• **Given instruction**
Gather the lines that hold the string "JSON".
* Begin *
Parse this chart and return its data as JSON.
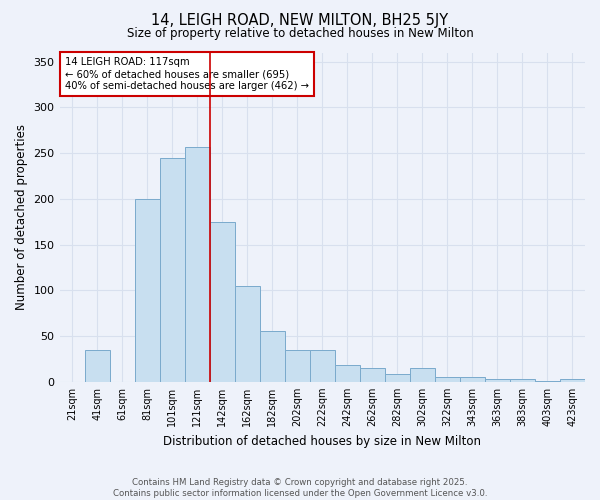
{
  "title": "14, LEIGH ROAD, NEW MILTON, BH25 5JY",
  "subtitle": "Size of property relative to detached houses in New Milton",
  "xlabel": "Distribution of detached houses by size in New Milton",
  "ylabel": "Number of detached properties",
  "bar_color": "#c8dff0",
  "bar_edge_color": "#7aaacc",
  "background_color": "#eef2fa",
  "grid_color": "#d8e0ee",
  "categories": [
    "21sqm",
    "41sqm",
    "61sqm",
    "81sqm",
    "101sqm",
    "121sqm",
    "142sqm",
    "162sqm",
    "182sqm",
    "202sqm",
    "222sqm",
    "242sqm",
    "262sqm",
    "282sqm",
    "302sqm",
    "322sqm",
    "343sqm",
    "363sqm",
    "383sqm",
    "403sqm",
    "423sqm"
  ],
  "values": [
    0,
    35,
    0,
    200,
    245,
    257,
    175,
    105,
    55,
    35,
    35,
    18,
    15,
    8,
    15,
    5,
    5,
    3,
    3,
    1,
    3
  ],
  "ylim": [
    0,
    360
  ],
  "yticks": [
    0,
    50,
    100,
    150,
    200,
    250,
    300,
    350
  ],
  "red_line_index": 5,
  "red_line_color": "#cc0000",
  "annotation_title": "14 LEIGH ROAD: 117sqm",
  "annotation_line1": "← 60% of detached houses are smaller (695)",
  "annotation_line2": "40% of semi-detached houses are larger (462) →",
  "annotation_box_color": "#ffffff",
  "annotation_box_edge_color": "#cc0000",
  "footer_line1": "Contains HM Land Registry data © Crown copyright and database right 2025.",
  "footer_line2": "Contains public sector information licensed under the Open Government Licence v3.0."
}
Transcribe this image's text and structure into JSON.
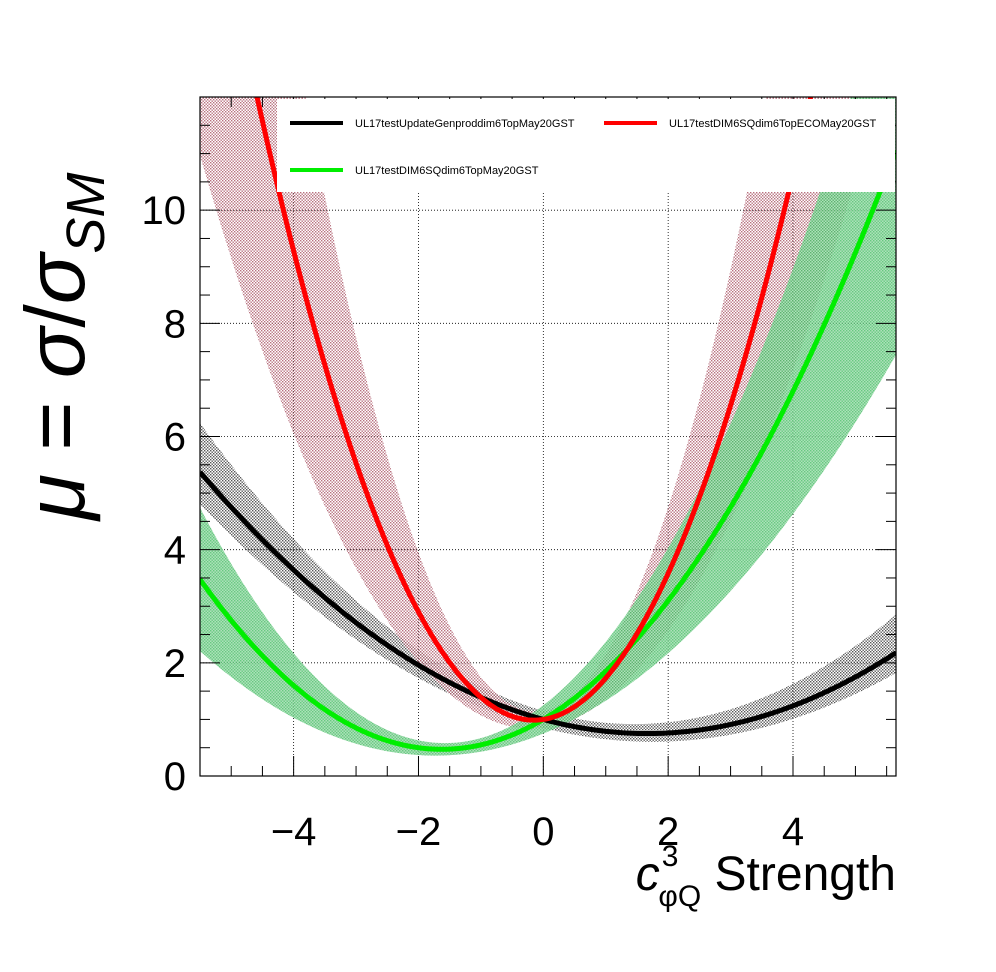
{
  "chart_data": {
    "type": "line",
    "xlabel": {
      "symbol": "c",
      "superscript": "3",
      "subscript": "φQ",
      "suffix": " Strength"
    },
    "ylabel": {
      "mu": "μ",
      "eq": " = ",
      "sigma": "σ",
      "slash": "/",
      "sigma2": "σ",
      "sub": "SM"
    },
    "xlim": [
      -5.5,
      5.65
    ],
    "ylim": [
      0,
      12
    ],
    "x_ticks": [
      -4,
      -2,
      0,
      2,
      4
    ],
    "x_tick_labels": [
      "−4",
      "−2",
      "0",
      "2",
      "4"
    ],
    "y_ticks": [
      0,
      2,
      4,
      6,
      8,
      10
    ],
    "y_tick_labels": [
      "0",
      "2",
      "4",
      "6",
      "8",
      "10"
    ],
    "grid": true,
    "legend_position": "top",
    "series": [
      {
        "name": "UL17testUpdateGenproddim6TopMay20GST",
        "color": "#000000",
        "band_color": "#555555",
        "coeffs": [
          1.0,
          -0.3,
          0.09
        ],
        "band_lo_coeffs": [
          0.85,
          -0.28,
          0.08
        ],
        "band_hi_coeffs": [
          1.15,
          -0.32,
          0.11
        ]
      },
      {
        "name": "UL17testDIM6SQdim6TopECOMay20GST",
        "color": "#ff0000",
        "band_color": "#b06070",
        "coeffs": [
          1.0,
          0.17,
          0.56
        ],
        "band_lo_coeffs": [
          0.85,
          0.14,
          0.36
        ],
        "band_hi_coeffs": [
          1.15,
          0.2,
          0.8
        ]
      },
      {
        "name": "UL17testDIM6SQdim6TopMay20GST",
        "color": "#00ee00",
        "band_color": "#4cbf6a",
        "coeffs": [
          1.0,
          0.65,
          0.2
        ],
        "band_lo_coeffs": [
          0.75,
          0.45,
          0.13
        ],
        "band_hi_coeffs": [
          1.25,
          0.85,
          0.27
        ]
      }
    ]
  }
}
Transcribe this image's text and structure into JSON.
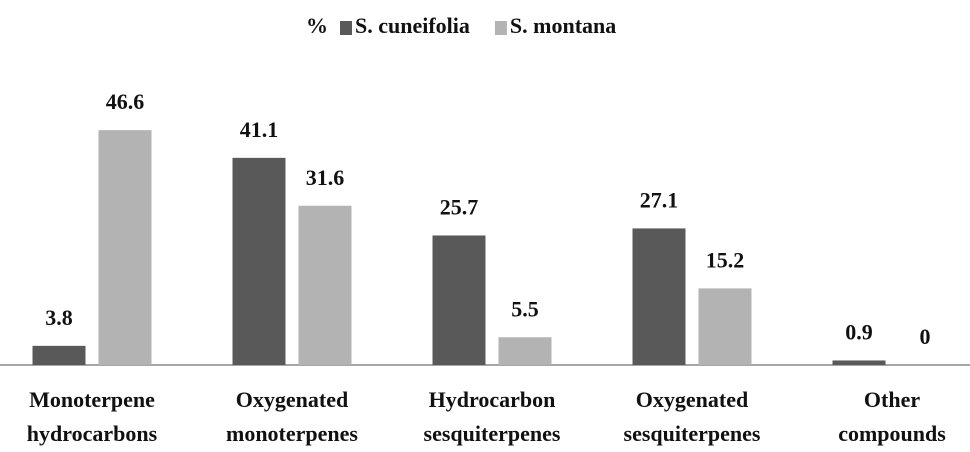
{
  "chart_data": {
    "type": "bar",
    "legend_title": "%",
    "categories": [
      [
        "Monoterpene",
        "hydrocarbons"
      ],
      [
        "Oxygenated",
        "monoterpenes"
      ],
      [
        "Hydrocarbon",
        "sesquiterpenes"
      ],
      [
        "Oxygenated",
        "sesquiterpenes"
      ],
      [
        "Other",
        "compounds"
      ]
    ],
    "series": [
      {
        "name": "S. cuneifolia",
        "color": "#595959",
        "values": [
          3.8,
          41.1,
          25.7,
          27.1,
          0.9
        ]
      },
      {
        "name": "S. montana",
        "color": "#b3b3b3",
        "values": [
          46.6,
          31.6,
          5.5,
          15.2,
          0
        ]
      }
    ],
    "ylim": [
      0,
      50
    ],
    "legend_position": "top"
  }
}
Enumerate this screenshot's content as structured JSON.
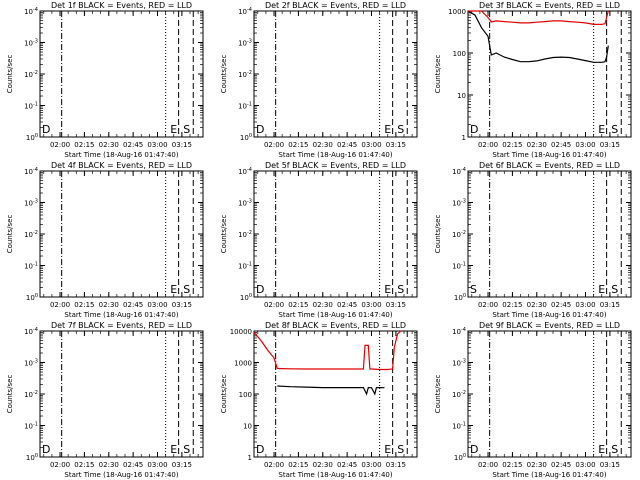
* End *
• **Solution to this exercise**
Parse this chart and return its data as JSON.
Transcribe this image's text and structure into JSON.
Transcribe this image's text and structure into JSON.
Enumerate this screenshot's content as structured JSON.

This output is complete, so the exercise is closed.